= REQUIRED WORK =
Below is a set of records. Repeat all of them exactly.

= THE RECORDS =
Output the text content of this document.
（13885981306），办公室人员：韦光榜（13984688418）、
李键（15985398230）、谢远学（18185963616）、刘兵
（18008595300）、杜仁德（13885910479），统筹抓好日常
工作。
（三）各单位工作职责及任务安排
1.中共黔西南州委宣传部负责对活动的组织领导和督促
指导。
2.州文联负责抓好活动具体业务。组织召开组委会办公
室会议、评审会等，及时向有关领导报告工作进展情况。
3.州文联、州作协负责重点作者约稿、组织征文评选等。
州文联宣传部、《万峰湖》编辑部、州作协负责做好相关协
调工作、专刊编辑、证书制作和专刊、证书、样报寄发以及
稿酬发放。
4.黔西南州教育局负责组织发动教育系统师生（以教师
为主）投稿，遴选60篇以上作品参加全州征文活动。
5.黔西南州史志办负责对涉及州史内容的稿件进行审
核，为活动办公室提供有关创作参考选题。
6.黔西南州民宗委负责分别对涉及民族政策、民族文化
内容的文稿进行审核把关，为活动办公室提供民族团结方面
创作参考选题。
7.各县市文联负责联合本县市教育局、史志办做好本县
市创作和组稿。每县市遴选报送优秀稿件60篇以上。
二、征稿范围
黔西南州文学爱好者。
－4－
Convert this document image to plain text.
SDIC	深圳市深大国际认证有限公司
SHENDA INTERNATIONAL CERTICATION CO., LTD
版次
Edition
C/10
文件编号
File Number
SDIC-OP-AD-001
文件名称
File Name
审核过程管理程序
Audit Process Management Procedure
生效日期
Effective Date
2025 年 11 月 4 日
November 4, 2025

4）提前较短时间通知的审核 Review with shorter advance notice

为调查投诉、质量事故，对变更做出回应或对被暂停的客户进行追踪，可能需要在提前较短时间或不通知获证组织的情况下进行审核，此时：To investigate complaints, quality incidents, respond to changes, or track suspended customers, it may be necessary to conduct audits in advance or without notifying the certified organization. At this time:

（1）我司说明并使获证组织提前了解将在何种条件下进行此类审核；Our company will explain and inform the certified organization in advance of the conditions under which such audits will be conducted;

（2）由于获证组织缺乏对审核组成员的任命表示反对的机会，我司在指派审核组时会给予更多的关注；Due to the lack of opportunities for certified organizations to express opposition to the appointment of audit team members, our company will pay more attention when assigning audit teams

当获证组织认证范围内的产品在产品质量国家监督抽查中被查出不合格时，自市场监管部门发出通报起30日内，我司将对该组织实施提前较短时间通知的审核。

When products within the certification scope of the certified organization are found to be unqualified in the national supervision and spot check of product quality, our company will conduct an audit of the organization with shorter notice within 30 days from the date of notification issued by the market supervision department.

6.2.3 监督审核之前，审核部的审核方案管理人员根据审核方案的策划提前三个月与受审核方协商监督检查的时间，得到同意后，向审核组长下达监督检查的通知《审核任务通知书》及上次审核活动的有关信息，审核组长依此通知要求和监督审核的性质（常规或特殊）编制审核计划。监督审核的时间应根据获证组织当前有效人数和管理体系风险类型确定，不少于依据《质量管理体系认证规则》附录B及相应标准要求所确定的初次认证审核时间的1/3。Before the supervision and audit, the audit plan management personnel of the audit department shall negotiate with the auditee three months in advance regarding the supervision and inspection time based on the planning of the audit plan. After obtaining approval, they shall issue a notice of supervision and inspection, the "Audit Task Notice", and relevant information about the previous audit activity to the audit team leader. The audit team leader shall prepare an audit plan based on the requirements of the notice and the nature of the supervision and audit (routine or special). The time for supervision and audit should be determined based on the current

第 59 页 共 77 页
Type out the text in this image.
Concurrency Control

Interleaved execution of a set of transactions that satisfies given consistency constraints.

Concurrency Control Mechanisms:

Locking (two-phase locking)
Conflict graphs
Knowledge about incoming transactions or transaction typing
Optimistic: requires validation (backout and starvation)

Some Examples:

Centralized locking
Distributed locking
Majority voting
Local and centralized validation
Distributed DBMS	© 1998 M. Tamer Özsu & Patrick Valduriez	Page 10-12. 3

= OUTPUT =
Output the text content of this document.
（13885981306），办公室人员：韦光榜（13984688418）、
李键（15985398230）、谢远学（18185963616）、刘兵
（18008595300）、杜仁德（13885910479），统筹抓好日常
工作。
（三）各单位工作职责及任务安排
1.中共黔西南州委宣传部负责对活动的组织领导和督促
指导。
2.州文联负责抓好活动具体业务。组织召开组委会办公
室会议、评审会等，及时向有关领导报告工作进展情况。
3.州文联、州作协负责重点作者约稿、组织征文评选等。
州文联宣传部、《万峰湖》编辑部、州作协负责做好相关协
调工作、专刊编辑、证书制作和专刊、证书、样报寄发以及
稿酬发放。
4.黔西南州教育局负责组织发动教育系统师生（以教师
为主）投稿，遴选60篇以上作品参加全州征文活动。
5.黔西南州史志办负责对涉及州史内容的稿件进行审
核，为活动办公室提供有关创作参考选题。
6.黔西南州民宗委负责分别对涉及民族政策、民族文化
内容的文稿进行审核把关，为活动办公室提供民族团结方面
创作参考选题。
7.各县市文联负责联合本县市教育局、史志办做好本县
市创作和组稿。每县市遴选报送优秀稿件60篇以上。
二、征稿范围
黔西南州文学爱好者。
－4－
Convert this document image to plain text.
SDIC	深圳市深大国际认证有限公司
SHENDA INTERNATIONAL CERTICATION CO., LTD
版次
Edition
C/10
文件编号
File Number
SDIC-OP-AD-001
文件名称
File Name
审核过程管理程序
Audit Process Management Procedure
生效日期
Effective Date
2025 年 11 月 4 日
November 4, 2025

4）提前较短时间通知的审核 Review with shorter advance notice

为调查投诉、质量事故，对变更做出回应或对被暂停的客户进行追踪，可能需要在提前较短时间或不通知获证组织的情况下进行审核，此时：To investigate complaints, quality incidents, respond to changes, or track suspended customers, it may be necessary to conduct audits in advance or without notifying the certified organization. At this time:

（1）我司说明并使获证组织提前了解将在何种条件下进行此类审核；Our company will explain and inform the certified organization in advance of the conditions under which such audits will be conducted;

（2）由于获证组织缺乏对审核组成员的任命表示反对的机会，我司在指派审核组时会给予更多的关注；Due to the lack of opportunities for certified organizations to express opposition to the appointment of audit team members, our company will pay more attention when assigning audit teams

当获证组织认证范围内的产品在产品质量国家监督抽查中被查出不合格时，自市场监管部门发出通报起30日内，我司将对该组织实施提前较短时间通知的审核。

When products within the certification scope of the certified organization are found to be unqualified in the national supervision and spot check of product quality, our company will conduct an audit of the organization with shorter notice within 30 days from the date of notification issued by the market supervision department.

6.2.3 监督审核之前，审核部的审核方案管理人员根据审核方案的策划提前三个月与受审核方协商监督检查的时间，得到同意后，向审核组长下达监督检查的通知《审核任务通知书》及上次审核活动的有关信息，审核组长依此通知要求和监督审核的性质（常规或特殊）编制审核计划。监督审核的时间应根据获证组织当前有效人数和管理体系风险类型确定，不少于依据《质量管理体系认证规则》附录B及相应标准要求所确定的初次认证审核时间的1/3。Before the supervision and audit, the audit plan management personnel of the audit department shall negotiate with the auditee three months in advance regarding the supervision and inspection time based on the planning of the audit plan. After obtaining approval, they shall issue a notice of supervision and inspection, the "Audit Task Notice", and relevant information about the previous audit activity to the audit team leader. The audit team leader shall prepare an audit plan based on the requirements of the notice and the nature of the supervision and audit (routine or special). The time for supervision and audit should be determined based on the current

第 59 页 共 77 页
Type out the text in this image.
Concurrency Control

Interleaved execution of a set of transactions that satisfies given consistency constraints.

Concurrency Control Mechanisms:

Locking (two-phase locking)
Conflict graphs
Knowledge about incoming transactions or transaction typing
Optimistic: requires validation (backout and starvation)

Some Examples:

Centralized locking
Distributed locking
Majority voting
Local and centralized validation
Distributed DBMS	© 1998 M. Tamer Özsu & Patrick Valduriez	Page 10-12. 3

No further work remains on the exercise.